**Problem to work on**
Every record must appear in your copy exactly as written, with no pictures.

-------------------------

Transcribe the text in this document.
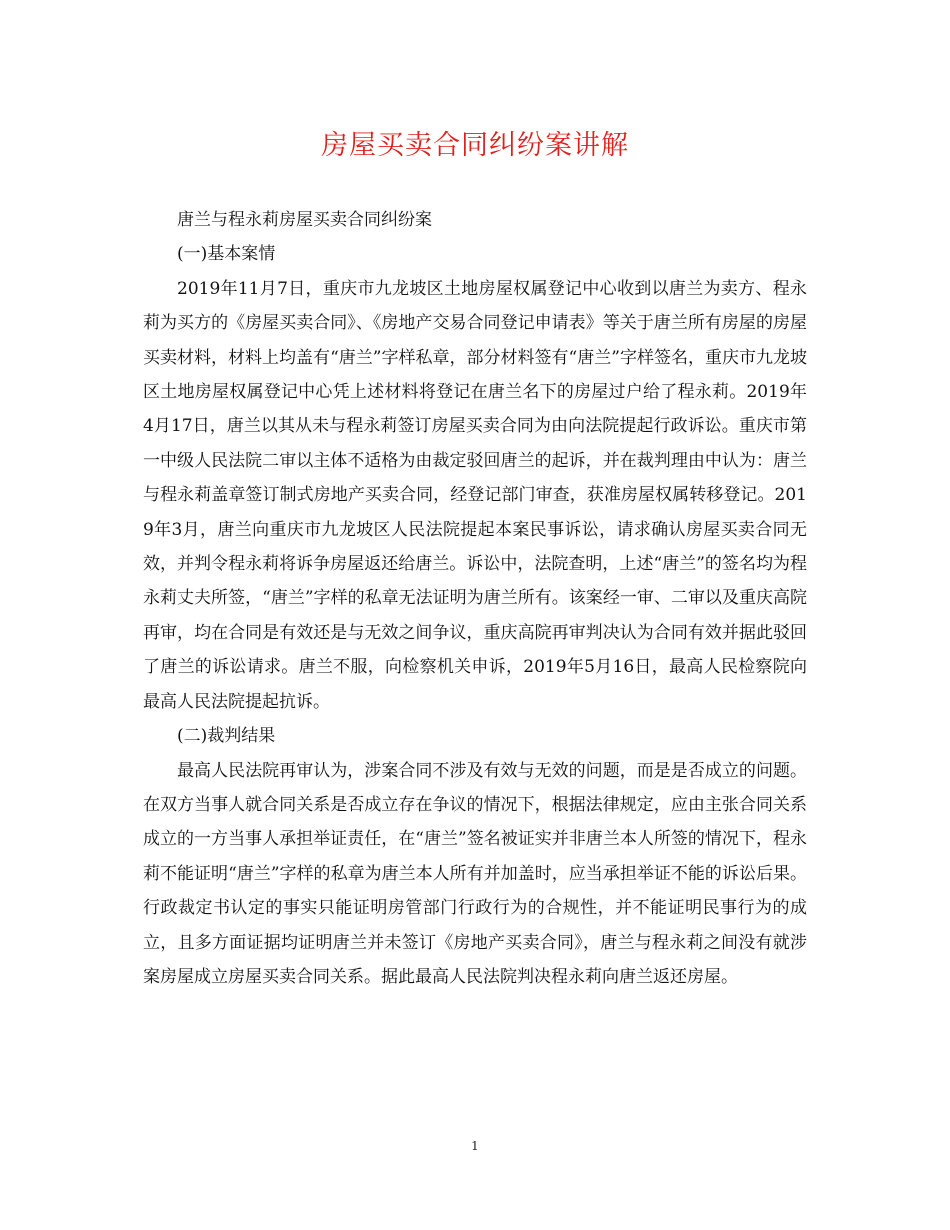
房屋买卖合同纠纷案讲解

唐兰与程永莉房屋买卖合同纠纷案

(一)基本案情

2019年11月7日，重庆市九龙坡区土地房屋权属登记中心收到以唐兰为卖方、程永莉为买方的《房屋买卖合同》、《房地产交易合同登记申请表》等关于唐兰所有房屋的房屋买卖材料，材料上均盖有“唐兰”字样私章，部分材料签有“唐兰”字样签名，重庆市九龙坡区土地房屋权属登记中心凭上述材料将登记在唐兰名下的房屋过户给了程永莉。2019年4月17日，唐兰以其从未与程永莉签订房屋买卖合同为由向法院提起行政诉讼。重庆市第一中级人民法院二审以主体不适格为由裁定驳回唐兰的起诉，并在裁判理由中认为：唐兰与程永莉盖章签订制式房地产买卖合同，经登记部门审查，获准房屋权属转移登记。2019年3月，唐兰向重庆市九龙坡区人民法院提起本案民事诉讼，请求确认房屋买卖合同无效，并判令程永莉将诉争房屋返还给唐兰。诉讼中，法院查明，上述“唐兰”的签名均为程永莉丈夫所签，“唐兰”字样的私章无法证明为唐兰所有。该案经一审、二审以及重庆高院再审，均在合同是有效还是与无效之间争议，重庆高院再审判决认为合同有效并据此驳回了唐兰的诉讼请求。唐兰不服，向检察机关申诉，2019年5月16日，最高人民检察院向最高人民法院提起抗诉。

(二)裁判结果

最高人民法院再审认为，涉案合同不涉及有效与无效的问题，而是是否成立的问题。在双方当事人就合同关系是否成立存在争议的情况下，根据法律规定，应由主张合同关系成立的一方当事人承担举证责任，在“唐兰”签名被证实并非唐兰本人所签的情况下，程永莉不能证明“唐兰”字样的私章为唐兰本人所有并加盖时，应当承担举证不能的诉讼后果。行政裁定书认定的事实只能证明房管部门行政行为的合规性，并不能证明民事行为的成立，且多方面证据均证明唐兰并未签订《房地产买卖合同》，唐兰与程永莉之间没有就涉案房屋成立房屋买卖合同关系。据此最高人民法院判决程永莉向唐兰返还房屋。

1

-------------------------

**The reply**
Transcribe the text in this document.
房屋买卖合同纠纷案讲解

唐兰与程永莉房屋买卖合同纠纷案

(一)基本案情

2019年11月7日，重庆市九龙坡区土地房屋权属登记中心收到以唐兰为卖方、程永莉为买方的《房屋买卖合同》、《房地产交易合同登记申请表》等关于唐兰所有房屋的房屋买卖材料，材料上均盖有“唐兰”字样私章，部分材料签有“唐兰”字样签名，重庆市九龙坡区土地房屋权属登记中心凭上述材料将登记在唐兰名下的房屋过户给了程永莉。2019年4月17日，唐兰以其从未与程永莉签订房屋买卖合同为由向法院提起行政诉讼。重庆市第一中级人民法院二审以主体不适格为由裁定驳回唐兰的起诉，并在裁判理由中认为：唐兰与程永莉盖章签订制式房地产买卖合同，经登记部门审查，获准房屋权属转移登记。2019年3月，唐兰向重庆市九龙坡区人民法院提起本案民事诉讼，请求确认房屋买卖合同无效，并判令程永莉将诉争房屋返还给唐兰。诉讼中，法院查明，上述“唐兰”的签名均为程永莉丈夫所签，“唐兰”字样的私章无法证明为唐兰所有。该案经一审、二审以及重庆高院再审，均在合同是有效还是与无效之间争议，重庆高院再审判决认为合同有效并据此驳回了唐兰的诉讼请求。唐兰不服，向检察机关申诉，2019年5月16日，最高人民检察院向最高人民法院提起抗诉。

(二)裁判结果

最高人民法院再审认为，涉案合同不涉及有效与无效的问题，而是是否成立的问题。在双方当事人就合同关系是否成立存在争议的情况下，根据法律规定，应由主张合同关系成立的一方当事人承担举证责任，在“唐兰”签名被证实并非唐兰本人所签的情况下，程永莉不能证明“唐兰”字样的私章为唐兰本人所有并加盖时，应当承担举证不能的诉讼后果。行政裁定书认定的事实只能证明房管部门行政行为的合规性，并不能证明民事行为的成立，且多方面证据均证明唐兰并未签订《房地产买卖合同》，唐兰与程永莉之间没有就涉案房屋成立房屋买卖合同关系。据此最高人民法院判决程永莉向唐兰返还房屋。

1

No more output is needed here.